■ WRITTEN EXERCISE: Print the entries that appear below, exactly as written and without their pictures.

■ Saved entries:

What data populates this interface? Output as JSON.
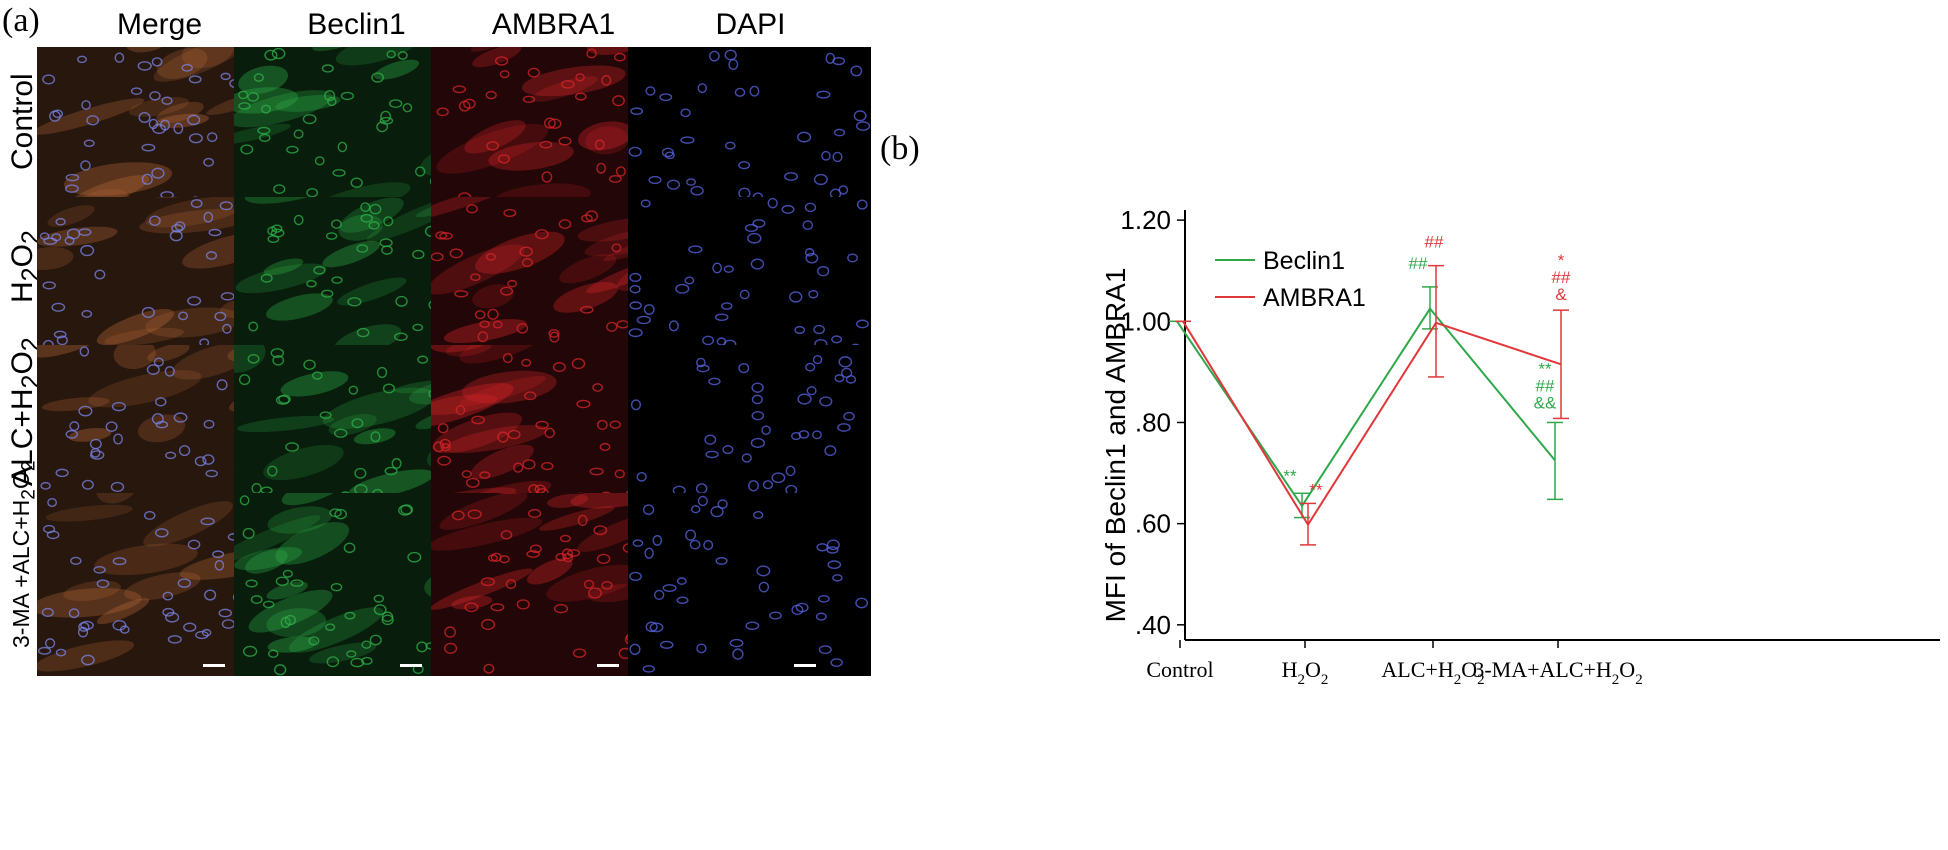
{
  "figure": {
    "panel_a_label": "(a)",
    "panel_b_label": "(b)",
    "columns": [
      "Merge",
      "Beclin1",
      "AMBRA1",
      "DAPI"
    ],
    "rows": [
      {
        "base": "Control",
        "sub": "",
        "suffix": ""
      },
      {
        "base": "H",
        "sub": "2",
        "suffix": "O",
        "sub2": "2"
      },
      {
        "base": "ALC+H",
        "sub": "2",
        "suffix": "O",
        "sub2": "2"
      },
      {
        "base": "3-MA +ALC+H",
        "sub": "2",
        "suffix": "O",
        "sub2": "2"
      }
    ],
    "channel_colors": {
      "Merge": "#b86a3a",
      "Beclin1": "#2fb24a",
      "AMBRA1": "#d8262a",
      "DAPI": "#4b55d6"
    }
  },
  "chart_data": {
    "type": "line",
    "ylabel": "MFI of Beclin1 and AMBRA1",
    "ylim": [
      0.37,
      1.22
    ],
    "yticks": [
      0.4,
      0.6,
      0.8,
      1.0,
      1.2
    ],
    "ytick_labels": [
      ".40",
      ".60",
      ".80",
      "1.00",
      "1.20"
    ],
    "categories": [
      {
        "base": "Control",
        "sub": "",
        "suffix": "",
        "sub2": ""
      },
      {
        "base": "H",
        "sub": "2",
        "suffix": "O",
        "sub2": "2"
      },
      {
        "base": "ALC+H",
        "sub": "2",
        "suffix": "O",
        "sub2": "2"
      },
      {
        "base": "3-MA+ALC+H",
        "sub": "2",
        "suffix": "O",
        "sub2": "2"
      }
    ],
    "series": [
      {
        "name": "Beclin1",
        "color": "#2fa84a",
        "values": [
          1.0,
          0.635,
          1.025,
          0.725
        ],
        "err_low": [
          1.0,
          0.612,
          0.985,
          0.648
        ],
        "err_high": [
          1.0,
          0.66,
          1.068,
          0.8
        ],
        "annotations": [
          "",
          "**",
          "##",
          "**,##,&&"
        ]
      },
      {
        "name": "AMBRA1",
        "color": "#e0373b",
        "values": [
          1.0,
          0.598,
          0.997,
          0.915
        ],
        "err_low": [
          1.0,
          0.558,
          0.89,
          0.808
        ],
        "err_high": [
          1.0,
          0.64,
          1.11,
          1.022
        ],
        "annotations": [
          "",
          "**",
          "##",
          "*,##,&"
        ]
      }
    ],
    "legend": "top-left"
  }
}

■ EXERCISE RESULT:
What data populates this interface? Output as JSON.
{
  "figure": {
    "panel_a_label": "(a)",
    "panel_b_label": "(b)",
    "columns": [
      "Merge",
      "Beclin1",
      "AMBRA1",
      "DAPI"
    ],
    "rows": [
      {
        "base": "Control",
        "sub": "",
        "suffix": ""
      },
      {
        "base": "H",
        "sub": "2",
        "suffix": "O",
        "sub2": "2"
      },
      {
        "base": "ALC+H",
        "sub": "2",
        "suffix": "O",
        "sub2": "2"
      },
      {
        "base": "3-MA +ALC+H",
        "sub": "2",
        "suffix": "O",
        "sub2": "2"
      }
    ],
    "channel_colors": {
      "Merge": "#b86a3a",
      "Beclin1": "#2fb24a",
      "AMBRA1": "#d8262a",
      "DAPI": "#4b55d6"
    }
  },
  "chart_data": {
    "type": "line",
    "ylabel": "MFI of Beclin1 and AMBRA1",
    "ylim": [
      0.37,
      1.22
    ],
    "yticks": [
      0.4,
      0.6,
      0.8,
      1.0,
      1.2
    ],
    "ytick_labels": [
      ".40",
      ".60",
      ".80",
      "1.00",
      "1.20"
    ],
    "categories": [
      {
        "base": "Control",
        "sub": "",
        "suffix": "",
        "sub2": ""
      },
      {
        "base": "H",
        "sub": "2",
        "suffix": "O",
        "sub2": "2"
      },
      {
        "base": "ALC+H",
        "sub": "2",
        "suffix": "O",
        "sub2": "2"
      },
      {
        "base": "3-MA+ALC+H",
        "sub": "2",
        "suffix": "O",
        "sub2": "2"
      }
    ],
    "series": [
      {
        "name": "Beclin1",
        "color": "#2fa84a",
        "values": [
          1.0,
          0.635,
          1.025,
          0.725
        ],
        "err_low": [
          1.0,
          0.612,
          0.985,
          0.648
        ],
        "err_high": [
          1.0,
          0.66,
          1.068,
          0.8
        ],
        "annotations": [
          "",
          "**",
          "##",
          "**,##,&&"
        ]
      },
      {
        "name": "AMBRA1",
        "color": "#e0373b",
        "values": [
          1.0,
          0.598,
          0.997,
          0.915
        ],
        "err_low": [
          1.0,
          0.558,
          0.89,
          0.808
        ],
        "err_high": [
          1.0,
          0.64,
          1.11,
          1.022
        ],
        "annotations": [
          "",
          "**",
          "##",
          "*,##,&"
        ]
      }
    ],
    "legend": "top-left"
  }
}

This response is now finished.